Extract from the listing each line in which the word "this" appears.

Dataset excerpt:
++++++++

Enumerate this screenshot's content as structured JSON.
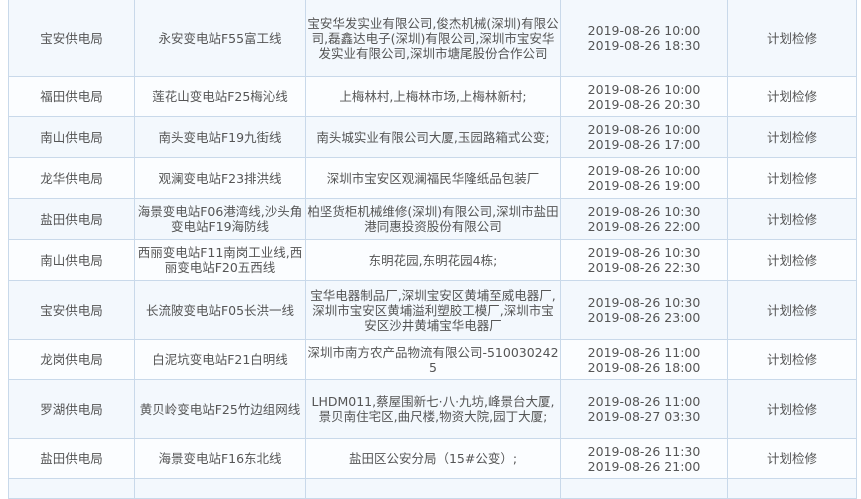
{
  "rows": [
    {
      "bureau": "宝安供电局",
      "line": "永安变电站F55富工线",
      "area": "宝安华发实业有限公司,俊杰机械(深圳)有限公司,磊鑫达电子(深圳)有限公司,深圳市宝安华发实业有限公司,深圳市塘尾股份合作公司",
      "start": "2019-08-26 10:00",
      "end": "2019-08-26 18:30",
      "type": "计划检修"
    },
    {
      "bureau": "福田供电局",
      "line": "莲花山变电站F25梅沁线",
      "area": "上梅林村,上梅林市场,上梅林新村;",
      "start": "2019-08-26 10:00",
      "end": "2019-08-26 20:30",
      "type": "计划检修"
    },
    {
      "bureau": "南山供电局",
      "line": "南头变电站F19九街线",
      "area": "南头城实业有限公司大厦,玉园路箱式公变;",
      "start": "2019-08-26 10:00",
      "end": "2019-08-26 17:00",
      "type": "计划检修"
    },
    {
      "bureau": "龙华供电局",
      "line": "观澜变电站F23排洪线",
      "area": "深圳市宝安区观澜福民华隆纸品包装厂",
      "start": "2019-08-26 10:00",
      "end": "2019-08-26 19:00",
      "type": "计划检修"
    },
    {
      "bureau": "盐田供电局",
      "line": "海景变电站F06港湾线,沙头角变电站F19海防线",
      "area": "柏坚货柜机械维修(深圳)有限公司,深圳市盐田港同惠投资股份有限公司",
      "start": "2019-08-26 10:30",
      "end": "2019-08-26 22:00",
      "type": "计划检修"
    },
    {
      "bureau": "南山供电局",
      "line": "西丽变电站F11南岗工业线,西丽变电站F20五西线",
      "area": "东明花园,东明花园4栋;",
      "start": "2019-08-26 10:30",
      "end": "2019-08-26 22:30",
      "type": "计划检修"
    },
    {
      "bureau": "宝安供电局",
      "line": "长流陂变电站F05长洪一线",
      "area": "宝华电器制品厂,深圳宝安区黄埔至威电器厂,深圳市宝安区黄埔溢利塑胶工模厂,深圳市宝安区沙井黄埔宝华电器厂",
      "start": "2019-08-26 10:30",
      "end": "2019-08-26 23:00",
      "type": "计划检修"
    },
    {
      "bureau": "龙岗供电局",
      "line": "白泥坑变电站F21白明线",
      "area": "深圳市南方农产品物流有限公司-5100302425",
      "start": "2019-08-26 11:00",
      "end": "2019-08-26 18:00",
      "type": "计划检修"
    },
    {
      "bureau": "罗湖供电局",
      "line": "黄贝岭变电站F25竹边组网线",
      "area": "LHDM011,蔡屋围新七·八·九坊,峰景台大厦,景贝南住宅区,曲尺楼,物资大院,园丁大厦;",
      "start": "2019-08-26 11:00",
      "end": "2019-08-27 03:30",
      "type": "计划检修"
    },
    {
      "bureau": "盐田供电局",
      "line": "海景变电站F16东北线",
      "area": "盐田区公安分局（15#公变）;",
      "start": "2019-08-26 11:30",
      "end": "2019-08-26 21:00",
      "type": "计划检修"
    }
  ]
}
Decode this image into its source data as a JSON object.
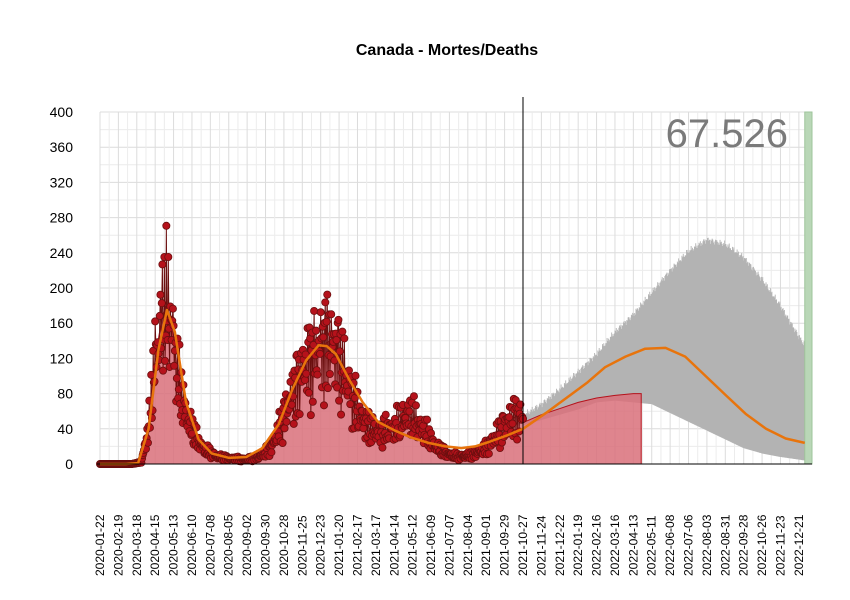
{
  "chart_data": {
    "type": "line",
    "title": "Canada - Mortes/Deaths",
    "annotation": "67.526",
    "ylim": [
      0,
      400
    ],
    "y_ticks": [
      0,
      40,
      80,
      120,
      160,
      200,
      240,
      280,
      320,
      360,
      400
    ],
    "x_start": "2020-01-22",
    "x_end": "2023-01-10",
    "forecast_start": "2021-10-27",
    "projection_end": "2022-04-25",
    "highlight_start": "2022-12-30",
    "x_tick_labels": [
      "2020-01-22",
      "2020-02-19",
      "2020-03-18",
      "2020-04-15",
      "2020-05-13",
      "2020-06-10",
      "2020-07-08",
      "2020-08-05",
      "2020-09-02",
      "2020-09-30",
      "2020-10-28",
      "2020-11-25",
      "2020-12-23",
      "2021-01-20",
      "2021-02-17",
      "2021-03-17",
      "2021-04-14",
      "2021-05-12",
      "2021-06-09",
      "2021-07-07",
      "2021-08-04",
      "2021-09-01",
      "2021-09-29",
      "2021-10-27",
      "2021-11-24",
      "2021-12-22",
      "2022-01-19",
      "2022-02-16",
      "2022-03-16",
      "2022-04-13",
      "2022-05-11",
      "2022-06-08",
      "2022-07-06",
      "2022-08-03",
      "2022-08-31",
      "2022-09-28",
      "2022-10-26",
      "2022-11-23",
      "2022-12-21"
    ],
    "grid": true,
    "colors": {
      "daily_area": "#d9707a",
      "daily_points": "#b5121b",
      "daily_line": "#6b0f0f",
      "trend": "#e8740c",
      "uncertainty_band": "#b3b3b3",
      "highlight": "#b9d7b7",
      "forecast_line": "#000000"
    },
    "series": [
      {
        "x": [
          "2020-01-22",
          "2020-03-10",
          "2020-03-25",
          "2020-04-05",
          "2020-04-15",
          "2020-04-25",
          "2020-05-01",
          "2020-05-10",
          "2020-05-20",
          "2020-06-01",
          "2020-06-15",
          "2020-07-01",
          "2020-07-20",
          "2020-08-10",
          "2020-09-01",
          "2020-09-20",
          "2020-10-10",
          "2020-10-28",
          "2020-11-15",
          "2020-12-01",
          "2020-12-15",
          "2020-12-23",
          "2021-01-05",
          "2021-01-15",
          "2021-01-25",
          "2021-02-05",
          "2021-02-20",
          "2021-03-10",
          "2021-03-25",
          "2021-04-10",
          "2021-04-25",
          "2021-05-05",
          "2021-05-15",
          "2021-06-01",
          "2021-06-15",
          "2021-07-01",
          "2021-07-20",
          "2021-08-10",
          "2021-09-01",
          "2021-09-20",
          "2021-10-05",
          "2021-10-20",
          "2021-10-27"
        ],
        "values": [
          0,
          0,
          2,
          40,
          120,
          165,
          180,
          160,
          95,
          55,
          30,
          15,
          8,
          6,
          5,
          8,
          20,
          55,
          90,
          115,
          125,
          132,
          140,
          130,
          110,
          85,
          55,
          38,
          35,
          40,
          48,
          55,
          50,
          35,
          20,
          12,
          8,
          10,
          18,
          35,
          50,
          55,
          50
        ]
      },
      {
        "x": [
          "2020-01-22",
          "2020-03-01",
          "2020-03-20",
          "2020-04-05",
          "2020-04-20",
          "2020-05-03",
          "2020-05-15",
          "2020-06-01",
          "2020-06-20",
          "2020-07-10",
          "2020-08-05",
          "2020-09-01",
          "2020-09-25",
          "2020-10-20",
          "2020-11-10",
          "2020-12-01",
          "2020-12-20",
          "2021-01-01",
          "2021-01-15",
          "2021-02-05",
          "2021-02-25",
          "2021-03-20",
          "2021-04-15",
          "2021-05-10",
          "2021-06-05",
          "2021-07-01",
          "2021-07-25",
          "2021-08-15",
          "2021-09-05",
          "2021-10-01",
          "2021-10-27",
          "2021-12-01",
          "2022-01-01",
          "2022-02-01",
          "2022-03-01",
          "2022-04-01",
          "2022-05-01",
          "2022-06-01",
          "2022-07-01",
          "2022-08-01",
          "2022-09-01",
          "2022-10-01",
          "2022-11-01",
          "2022-12-01",
          "2022-12-30"
        ],
        "values": [
          0,
          0,
          1,
          40,
          130,
          175,
          150,
          70,
          28,
          12,
          7,
          8,
          18,
          45,
          85,
          118,
          135,
          134,
          125,
          95,
          70,
          48,
          38,
          30,
          24,
          20,
          18,
          20,
          25,
          32,
          40,
          58,
          75,
          92,
          110,
          122,
          131,
          132,
          122,
          100,
          78,
          57,
          40,
          29,
          24
        ]
      },
      {
        "x": [
          "2021-10-27",
          "2021-11-24",
          "2021-12-22",
          "2022-01-19",
          "2022-02-16",
          "2022-03-16",
          "2022-04-13",
          "2022-04-25"
        ],
        "values": [
          47,
          56,
          63,
          70,
          75,
          78,
          80,
          80
        ]
      }
    ],
    "band": {
      "x": [
        "2021-10-27",
        "2021-11-24",
        "2021-12-22",
        "2022-01-19",
        "2022-02-16",
        "2022-03-16",
        "2022-04-13",
        "2022-05-11",
        "2022-06-08",
        "2022-07-06",
        "2022-08-03",
        "2022-08-31",
        "2022-09-28",
        "2022-10-26",
        "2022-11-23",
        "2022-12-21",
        "2022-12-30"
      ],
      "upper": [
        55,
        68,
        85,
        105,
        125,
        150,
        170,
        195,
        220,
        242,
        255,
        250,
        235,
        210,
        180,
        145,
        135
      ],
      "lower": [
        44,
        50,
        56,
        62,
        70,
        72,
        70,
        68,
        58,
        48,
        38,
        28,
        18,
        12,
        8,
        5,
        4
      ]
    }
  }
}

++++++++

* WRITTEN SOLUTION:
Enumerate this screenshot's content as structured JSON.
Decode this image into its source data as a JSON object.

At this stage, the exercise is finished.